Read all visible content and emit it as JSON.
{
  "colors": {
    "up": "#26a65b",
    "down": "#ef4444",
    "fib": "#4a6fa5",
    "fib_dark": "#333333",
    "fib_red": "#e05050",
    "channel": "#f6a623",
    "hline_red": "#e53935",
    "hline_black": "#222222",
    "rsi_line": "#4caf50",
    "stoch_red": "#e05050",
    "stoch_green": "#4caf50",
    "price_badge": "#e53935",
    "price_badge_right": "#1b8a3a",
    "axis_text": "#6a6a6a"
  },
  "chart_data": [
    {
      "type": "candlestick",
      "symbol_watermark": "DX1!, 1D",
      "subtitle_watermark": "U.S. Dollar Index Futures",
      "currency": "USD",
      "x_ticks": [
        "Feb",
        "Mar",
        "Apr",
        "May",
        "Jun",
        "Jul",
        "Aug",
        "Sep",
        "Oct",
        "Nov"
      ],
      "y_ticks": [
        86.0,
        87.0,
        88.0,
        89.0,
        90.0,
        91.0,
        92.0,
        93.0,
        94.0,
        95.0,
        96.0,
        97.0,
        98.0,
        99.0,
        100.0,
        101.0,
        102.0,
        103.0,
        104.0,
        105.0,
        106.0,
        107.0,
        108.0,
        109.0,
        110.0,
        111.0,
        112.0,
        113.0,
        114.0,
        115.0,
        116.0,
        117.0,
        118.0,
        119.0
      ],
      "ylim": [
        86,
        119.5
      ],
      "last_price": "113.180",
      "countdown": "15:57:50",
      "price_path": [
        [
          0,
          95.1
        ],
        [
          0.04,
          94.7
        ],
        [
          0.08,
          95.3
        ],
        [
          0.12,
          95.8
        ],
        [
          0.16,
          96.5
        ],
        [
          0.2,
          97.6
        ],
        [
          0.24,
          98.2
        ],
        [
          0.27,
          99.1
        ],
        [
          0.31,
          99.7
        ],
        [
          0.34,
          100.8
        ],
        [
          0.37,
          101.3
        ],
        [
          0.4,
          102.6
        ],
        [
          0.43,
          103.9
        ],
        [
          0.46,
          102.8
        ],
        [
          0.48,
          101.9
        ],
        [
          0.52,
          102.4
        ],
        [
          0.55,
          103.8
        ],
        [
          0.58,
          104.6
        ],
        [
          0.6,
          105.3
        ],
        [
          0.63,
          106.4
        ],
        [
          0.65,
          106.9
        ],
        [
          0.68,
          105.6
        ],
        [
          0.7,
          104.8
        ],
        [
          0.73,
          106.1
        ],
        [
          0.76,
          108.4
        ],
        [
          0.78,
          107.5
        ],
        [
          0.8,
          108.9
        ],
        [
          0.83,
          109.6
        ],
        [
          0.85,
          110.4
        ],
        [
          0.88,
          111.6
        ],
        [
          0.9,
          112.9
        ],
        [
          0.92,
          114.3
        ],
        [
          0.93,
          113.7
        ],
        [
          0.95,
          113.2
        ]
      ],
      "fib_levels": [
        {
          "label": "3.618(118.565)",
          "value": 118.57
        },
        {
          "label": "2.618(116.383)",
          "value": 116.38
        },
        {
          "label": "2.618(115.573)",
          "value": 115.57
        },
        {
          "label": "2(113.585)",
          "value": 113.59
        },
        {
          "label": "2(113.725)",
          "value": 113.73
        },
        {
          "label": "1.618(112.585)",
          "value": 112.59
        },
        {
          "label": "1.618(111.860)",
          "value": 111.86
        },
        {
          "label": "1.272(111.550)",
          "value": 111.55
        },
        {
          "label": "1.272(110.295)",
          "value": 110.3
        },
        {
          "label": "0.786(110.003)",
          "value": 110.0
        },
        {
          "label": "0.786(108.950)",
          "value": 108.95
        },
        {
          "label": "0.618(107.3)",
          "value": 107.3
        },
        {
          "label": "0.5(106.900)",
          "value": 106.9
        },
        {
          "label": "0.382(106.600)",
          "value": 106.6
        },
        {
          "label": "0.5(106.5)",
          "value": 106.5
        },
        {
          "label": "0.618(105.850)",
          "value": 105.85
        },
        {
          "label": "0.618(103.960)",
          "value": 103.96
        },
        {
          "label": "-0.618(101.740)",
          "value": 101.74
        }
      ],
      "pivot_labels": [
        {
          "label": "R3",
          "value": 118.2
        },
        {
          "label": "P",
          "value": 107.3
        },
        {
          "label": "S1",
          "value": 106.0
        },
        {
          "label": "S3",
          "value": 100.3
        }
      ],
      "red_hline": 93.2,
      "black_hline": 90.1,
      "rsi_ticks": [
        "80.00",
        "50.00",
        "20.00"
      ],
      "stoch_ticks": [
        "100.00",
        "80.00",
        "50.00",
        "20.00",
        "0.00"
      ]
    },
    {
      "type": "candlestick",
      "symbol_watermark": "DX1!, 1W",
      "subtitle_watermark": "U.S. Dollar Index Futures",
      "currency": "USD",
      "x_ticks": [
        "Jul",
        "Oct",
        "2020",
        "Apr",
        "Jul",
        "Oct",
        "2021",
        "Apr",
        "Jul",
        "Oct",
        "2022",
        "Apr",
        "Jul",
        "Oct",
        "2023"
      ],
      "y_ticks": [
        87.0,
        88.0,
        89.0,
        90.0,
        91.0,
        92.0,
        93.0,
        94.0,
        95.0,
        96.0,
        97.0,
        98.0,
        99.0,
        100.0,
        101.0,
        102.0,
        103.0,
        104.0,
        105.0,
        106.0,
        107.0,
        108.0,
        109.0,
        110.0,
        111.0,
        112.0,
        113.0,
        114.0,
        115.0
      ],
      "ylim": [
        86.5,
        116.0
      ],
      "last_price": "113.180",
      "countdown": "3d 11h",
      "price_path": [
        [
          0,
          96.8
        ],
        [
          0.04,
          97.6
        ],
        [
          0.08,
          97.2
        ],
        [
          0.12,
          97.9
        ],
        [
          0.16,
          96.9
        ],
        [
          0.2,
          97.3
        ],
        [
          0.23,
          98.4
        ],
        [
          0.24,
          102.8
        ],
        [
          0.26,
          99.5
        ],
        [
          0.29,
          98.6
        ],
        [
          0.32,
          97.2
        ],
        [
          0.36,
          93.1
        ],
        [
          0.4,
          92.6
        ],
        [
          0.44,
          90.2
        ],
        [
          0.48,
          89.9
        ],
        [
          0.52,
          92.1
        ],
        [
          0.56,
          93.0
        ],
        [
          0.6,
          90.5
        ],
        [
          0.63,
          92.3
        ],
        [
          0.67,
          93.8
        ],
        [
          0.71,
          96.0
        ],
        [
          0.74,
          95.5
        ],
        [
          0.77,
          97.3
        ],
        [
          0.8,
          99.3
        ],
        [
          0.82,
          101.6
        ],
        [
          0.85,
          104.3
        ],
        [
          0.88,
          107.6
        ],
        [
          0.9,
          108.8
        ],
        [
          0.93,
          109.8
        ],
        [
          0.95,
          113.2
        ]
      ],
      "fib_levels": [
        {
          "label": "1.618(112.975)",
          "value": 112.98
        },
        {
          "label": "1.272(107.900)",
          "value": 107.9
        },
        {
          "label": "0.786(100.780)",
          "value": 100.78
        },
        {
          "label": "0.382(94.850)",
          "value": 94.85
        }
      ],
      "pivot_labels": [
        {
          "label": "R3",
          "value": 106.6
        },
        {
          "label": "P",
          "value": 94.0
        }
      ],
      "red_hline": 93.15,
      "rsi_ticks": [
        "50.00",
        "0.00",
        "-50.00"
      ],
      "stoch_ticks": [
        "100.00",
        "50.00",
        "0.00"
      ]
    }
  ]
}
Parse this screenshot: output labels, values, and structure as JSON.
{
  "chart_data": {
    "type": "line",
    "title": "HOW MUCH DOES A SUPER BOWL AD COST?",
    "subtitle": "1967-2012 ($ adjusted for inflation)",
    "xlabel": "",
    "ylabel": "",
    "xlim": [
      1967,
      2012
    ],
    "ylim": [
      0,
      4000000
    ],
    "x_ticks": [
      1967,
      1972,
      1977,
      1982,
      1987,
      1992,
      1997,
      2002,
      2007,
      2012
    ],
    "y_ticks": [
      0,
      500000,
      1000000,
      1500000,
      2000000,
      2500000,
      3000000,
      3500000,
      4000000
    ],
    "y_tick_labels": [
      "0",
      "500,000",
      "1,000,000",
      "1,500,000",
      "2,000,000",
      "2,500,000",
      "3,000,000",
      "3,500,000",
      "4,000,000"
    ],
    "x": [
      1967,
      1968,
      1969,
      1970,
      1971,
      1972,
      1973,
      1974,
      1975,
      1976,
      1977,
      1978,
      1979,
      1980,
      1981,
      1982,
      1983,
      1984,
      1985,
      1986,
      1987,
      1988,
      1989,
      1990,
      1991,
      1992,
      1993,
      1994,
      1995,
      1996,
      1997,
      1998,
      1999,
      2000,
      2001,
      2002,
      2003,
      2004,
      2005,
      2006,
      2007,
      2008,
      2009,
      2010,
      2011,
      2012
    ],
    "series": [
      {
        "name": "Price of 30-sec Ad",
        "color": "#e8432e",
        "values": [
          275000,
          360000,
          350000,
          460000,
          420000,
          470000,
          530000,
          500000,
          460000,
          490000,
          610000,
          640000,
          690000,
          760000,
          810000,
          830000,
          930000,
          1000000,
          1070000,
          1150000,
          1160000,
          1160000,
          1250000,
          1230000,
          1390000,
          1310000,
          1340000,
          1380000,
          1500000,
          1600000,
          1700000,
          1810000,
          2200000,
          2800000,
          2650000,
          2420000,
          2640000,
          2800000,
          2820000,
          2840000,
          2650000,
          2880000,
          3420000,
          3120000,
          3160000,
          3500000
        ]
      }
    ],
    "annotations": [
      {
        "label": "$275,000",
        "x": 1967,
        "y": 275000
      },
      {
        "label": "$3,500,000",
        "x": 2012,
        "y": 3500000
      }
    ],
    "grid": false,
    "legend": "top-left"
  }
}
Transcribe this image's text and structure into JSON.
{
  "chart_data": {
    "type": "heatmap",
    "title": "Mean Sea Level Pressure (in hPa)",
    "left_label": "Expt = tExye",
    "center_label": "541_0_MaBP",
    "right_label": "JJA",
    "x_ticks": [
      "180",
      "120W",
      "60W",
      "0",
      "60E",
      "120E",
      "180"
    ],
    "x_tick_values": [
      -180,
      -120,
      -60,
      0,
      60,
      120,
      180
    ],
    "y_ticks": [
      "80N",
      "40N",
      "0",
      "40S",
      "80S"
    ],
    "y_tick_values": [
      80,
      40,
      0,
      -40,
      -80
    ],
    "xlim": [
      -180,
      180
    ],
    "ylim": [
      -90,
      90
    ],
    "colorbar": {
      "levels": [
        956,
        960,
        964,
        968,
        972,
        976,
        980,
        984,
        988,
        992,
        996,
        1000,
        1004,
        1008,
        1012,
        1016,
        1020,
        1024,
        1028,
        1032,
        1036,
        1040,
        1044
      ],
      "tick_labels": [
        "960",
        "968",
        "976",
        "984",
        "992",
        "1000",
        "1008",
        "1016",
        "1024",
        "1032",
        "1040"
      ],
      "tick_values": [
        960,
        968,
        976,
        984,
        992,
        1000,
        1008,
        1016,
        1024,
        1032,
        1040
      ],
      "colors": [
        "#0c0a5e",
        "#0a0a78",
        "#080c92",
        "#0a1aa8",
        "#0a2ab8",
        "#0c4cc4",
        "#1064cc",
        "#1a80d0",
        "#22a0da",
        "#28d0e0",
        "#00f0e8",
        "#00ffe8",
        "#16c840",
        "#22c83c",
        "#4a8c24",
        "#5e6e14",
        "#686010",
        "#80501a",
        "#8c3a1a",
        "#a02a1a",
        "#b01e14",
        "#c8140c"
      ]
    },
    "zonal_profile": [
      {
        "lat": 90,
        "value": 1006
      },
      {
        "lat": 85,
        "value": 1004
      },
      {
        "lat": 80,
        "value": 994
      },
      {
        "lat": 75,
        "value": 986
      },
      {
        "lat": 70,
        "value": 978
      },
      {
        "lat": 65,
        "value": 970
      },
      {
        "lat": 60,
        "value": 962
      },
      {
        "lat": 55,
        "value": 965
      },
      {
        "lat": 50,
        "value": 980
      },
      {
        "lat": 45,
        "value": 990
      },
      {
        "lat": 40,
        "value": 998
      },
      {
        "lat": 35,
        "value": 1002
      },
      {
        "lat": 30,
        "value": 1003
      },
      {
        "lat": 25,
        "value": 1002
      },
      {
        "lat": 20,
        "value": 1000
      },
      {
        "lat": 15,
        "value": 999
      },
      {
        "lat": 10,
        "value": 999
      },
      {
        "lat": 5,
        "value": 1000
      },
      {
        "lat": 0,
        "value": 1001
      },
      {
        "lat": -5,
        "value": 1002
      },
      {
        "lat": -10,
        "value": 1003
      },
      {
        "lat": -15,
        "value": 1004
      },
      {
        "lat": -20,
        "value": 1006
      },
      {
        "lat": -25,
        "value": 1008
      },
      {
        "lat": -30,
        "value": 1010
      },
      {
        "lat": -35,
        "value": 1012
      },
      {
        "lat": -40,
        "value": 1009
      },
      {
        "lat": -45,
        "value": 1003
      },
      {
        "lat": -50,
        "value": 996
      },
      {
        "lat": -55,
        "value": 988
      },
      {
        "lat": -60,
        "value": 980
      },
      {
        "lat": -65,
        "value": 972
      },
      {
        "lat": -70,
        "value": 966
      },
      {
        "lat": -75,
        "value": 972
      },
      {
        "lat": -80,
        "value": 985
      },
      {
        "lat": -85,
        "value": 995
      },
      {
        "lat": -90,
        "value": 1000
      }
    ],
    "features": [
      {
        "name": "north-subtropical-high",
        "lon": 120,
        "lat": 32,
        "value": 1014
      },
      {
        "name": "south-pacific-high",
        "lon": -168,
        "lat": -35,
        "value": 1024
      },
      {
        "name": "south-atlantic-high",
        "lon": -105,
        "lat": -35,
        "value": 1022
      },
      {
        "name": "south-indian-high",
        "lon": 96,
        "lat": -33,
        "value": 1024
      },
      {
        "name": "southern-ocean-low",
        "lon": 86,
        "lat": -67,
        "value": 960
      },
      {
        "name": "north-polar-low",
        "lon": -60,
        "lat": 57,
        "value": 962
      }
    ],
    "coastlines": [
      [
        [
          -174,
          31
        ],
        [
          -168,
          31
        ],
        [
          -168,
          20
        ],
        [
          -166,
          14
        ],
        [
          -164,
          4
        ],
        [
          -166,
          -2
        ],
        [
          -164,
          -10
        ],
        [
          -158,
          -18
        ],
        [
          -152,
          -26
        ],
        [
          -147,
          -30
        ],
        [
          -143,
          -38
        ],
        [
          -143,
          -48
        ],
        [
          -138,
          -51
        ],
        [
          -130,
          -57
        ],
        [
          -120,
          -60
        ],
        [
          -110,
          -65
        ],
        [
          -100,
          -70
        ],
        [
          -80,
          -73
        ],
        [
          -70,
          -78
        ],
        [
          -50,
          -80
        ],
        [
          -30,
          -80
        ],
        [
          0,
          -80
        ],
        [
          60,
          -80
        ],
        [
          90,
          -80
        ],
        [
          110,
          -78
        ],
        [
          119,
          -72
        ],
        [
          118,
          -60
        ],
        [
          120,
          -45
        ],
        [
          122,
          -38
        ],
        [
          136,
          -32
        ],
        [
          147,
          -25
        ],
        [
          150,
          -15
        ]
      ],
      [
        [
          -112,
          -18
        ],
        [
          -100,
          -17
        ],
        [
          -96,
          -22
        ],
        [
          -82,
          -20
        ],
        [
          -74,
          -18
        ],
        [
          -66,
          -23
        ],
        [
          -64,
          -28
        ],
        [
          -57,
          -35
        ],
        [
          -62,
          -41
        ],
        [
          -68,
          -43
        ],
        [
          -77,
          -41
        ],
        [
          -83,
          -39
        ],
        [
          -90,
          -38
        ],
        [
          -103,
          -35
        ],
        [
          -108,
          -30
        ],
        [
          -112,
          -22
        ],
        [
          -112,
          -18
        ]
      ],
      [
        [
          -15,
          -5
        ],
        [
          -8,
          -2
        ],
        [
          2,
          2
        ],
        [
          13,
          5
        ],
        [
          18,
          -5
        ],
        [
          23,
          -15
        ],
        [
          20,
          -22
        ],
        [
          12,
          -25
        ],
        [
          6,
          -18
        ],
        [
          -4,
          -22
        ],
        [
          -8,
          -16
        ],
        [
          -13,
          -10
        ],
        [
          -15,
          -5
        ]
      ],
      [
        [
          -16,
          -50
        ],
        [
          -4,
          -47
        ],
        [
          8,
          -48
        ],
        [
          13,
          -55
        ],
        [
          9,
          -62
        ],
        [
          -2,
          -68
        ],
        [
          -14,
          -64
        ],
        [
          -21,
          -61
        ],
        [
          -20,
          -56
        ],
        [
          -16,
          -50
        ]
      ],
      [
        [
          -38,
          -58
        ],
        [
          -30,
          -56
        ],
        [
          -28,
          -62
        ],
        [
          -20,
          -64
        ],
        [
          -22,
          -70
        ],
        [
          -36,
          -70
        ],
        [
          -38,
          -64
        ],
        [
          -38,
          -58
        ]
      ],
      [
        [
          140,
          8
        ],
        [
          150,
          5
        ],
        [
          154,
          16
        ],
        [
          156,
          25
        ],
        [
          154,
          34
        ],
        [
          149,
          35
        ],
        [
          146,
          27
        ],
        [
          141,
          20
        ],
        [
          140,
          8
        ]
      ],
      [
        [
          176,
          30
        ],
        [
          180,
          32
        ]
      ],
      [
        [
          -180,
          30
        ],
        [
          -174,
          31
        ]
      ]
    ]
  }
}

-.-.-

### Exercise prompt
In the entries above, find each line with the word "high" and copy it.

### Task result
        "name": "north-subtropical-high",
        "name": "south-pacific-high",
        "name": "south-atlantic-high",
        "name": "south-indian-high",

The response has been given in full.